■ Problem details ■
Make an exact copy of the records, dropping all pictures.

··· Entries shown ···

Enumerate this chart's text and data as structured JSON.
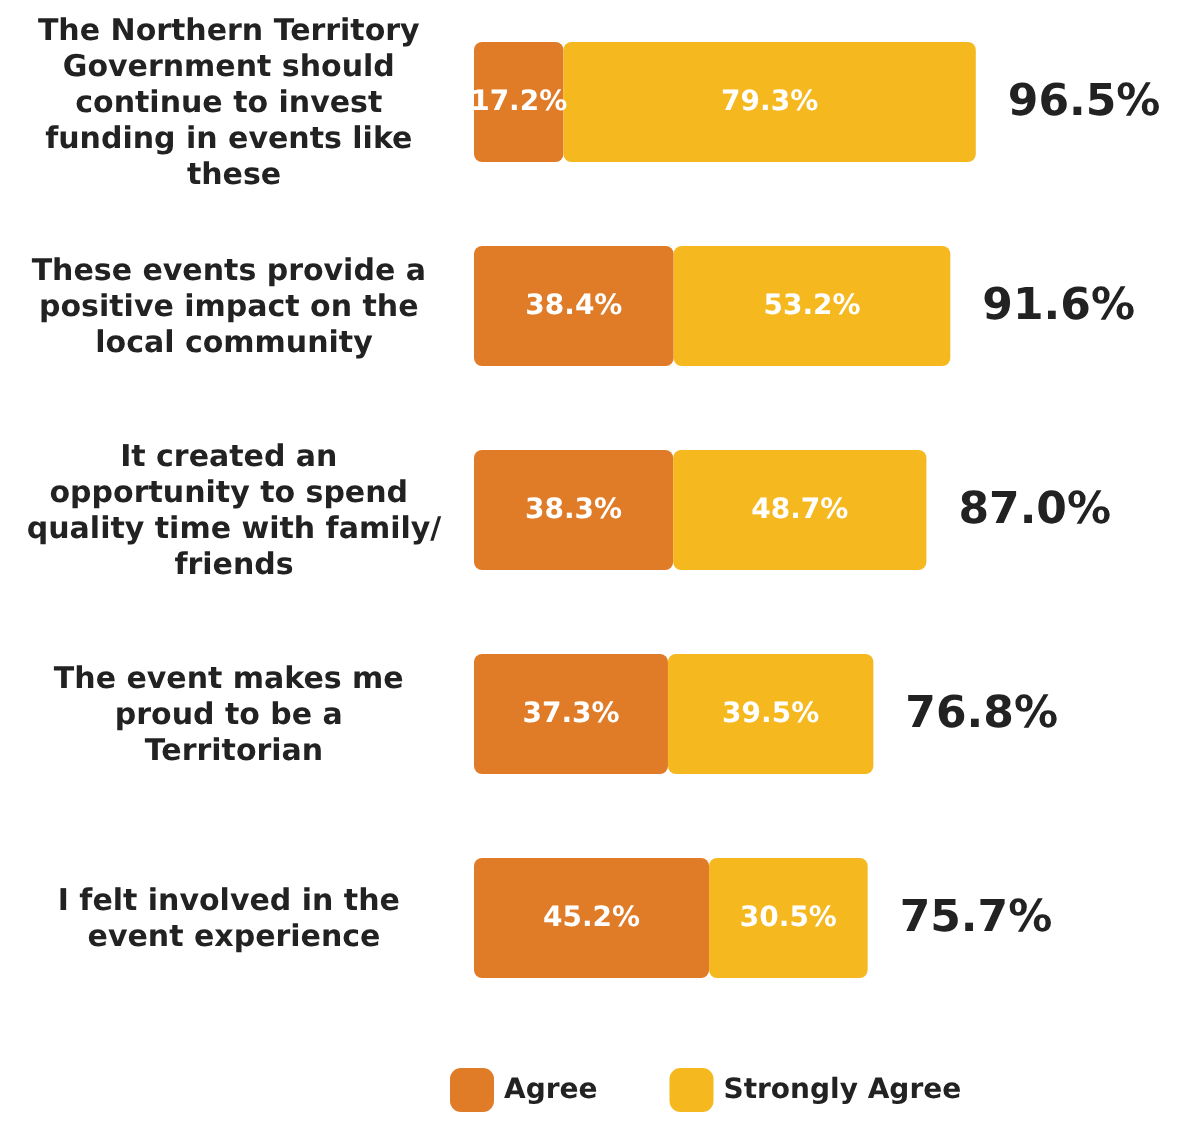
{
  "chart_data": {
    "type": "bar",
    "orientation": "horizontal",
    "stacked": true,
    "legend": "bottom",
    "categories": [
      "The Northern Territory Government should continue to invest funding in events like these",
      "These events provide a positive impact on the local community",
      "It created an opportunity to spend quality time with family/friends",
      "The event makes me proud to be a Territorian",
      "I felt involved in the event experience"
    ],
    "series": [
      {
        "name": "Agree",
        "color": "#e07b27",
        "values": [
          17.2,
          38.4,
          38.3,
          37.3,
          45.2
        ],
        "value_labels": [
          "17.2%",
          "38.4%",
          "38.3%",
          "37.3%",
          "45.2%"
        ]
      },
      {
        "name": "Strongly Agree",
        "color": "#f5b81f",
        "values": [
          79.3,
          53.2,
          48.7,
          39.5,
          30.5
        ],
        "value_labels": [
          "79.3%",
          "53.2%",
          "48.7%",
          "39.5%",
          "30.5%"
        ]
      }
    ],
    "totals": [
      "96.5%",
      "91.6%",
      "87.0%",
      "76.8%",
      "75.7%"
    ]
  }
}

···

■ Output of the task ■
Enumerate this chart's text and data as structured JSON.
{
  "chart_data": {
    "type": "bar",
    "orientation": "horizontal",
    "stacked": true,
    "legend": "bottom",
    "categories": [
      "The Northern Territory Government should continue to invest funding in events like these",
      "These events provide a positive impact on the local community",
      "It created an opportunity to spend quality time with family/friends",
      "The event makes me proud to be a Territorian",
      "I felt involved in the event experience"
    ],
    "series": [
      {
        "name": "Agree",
        "color": "#e07b27",
        "values": [
          17.2,
          38.4,
          38.3,
          37.3,
          45.2
        ],
        "value_labels": [
          "17.2%",
          "38.4%",
          "38.3%",
          "37.3%",
          "45.2%"
        ]
      },
      {
        "name": "Strongly Agree",
        "color": "#f5b81f",
        "values": [
          79.3,
          53.2,
          48.7,
          39.5,
          30.5
        ],
        "value_labels": [
          "79.3%",
          "53.2%",
          "48.7%",
          "39.5%",
          "30.5%"
        ]
      }
    ],
    "totals": [
      "96.5%",
      "91.6%",
      "87.0%",
      "76.8%",
      "75.7%"
    ]
  }
}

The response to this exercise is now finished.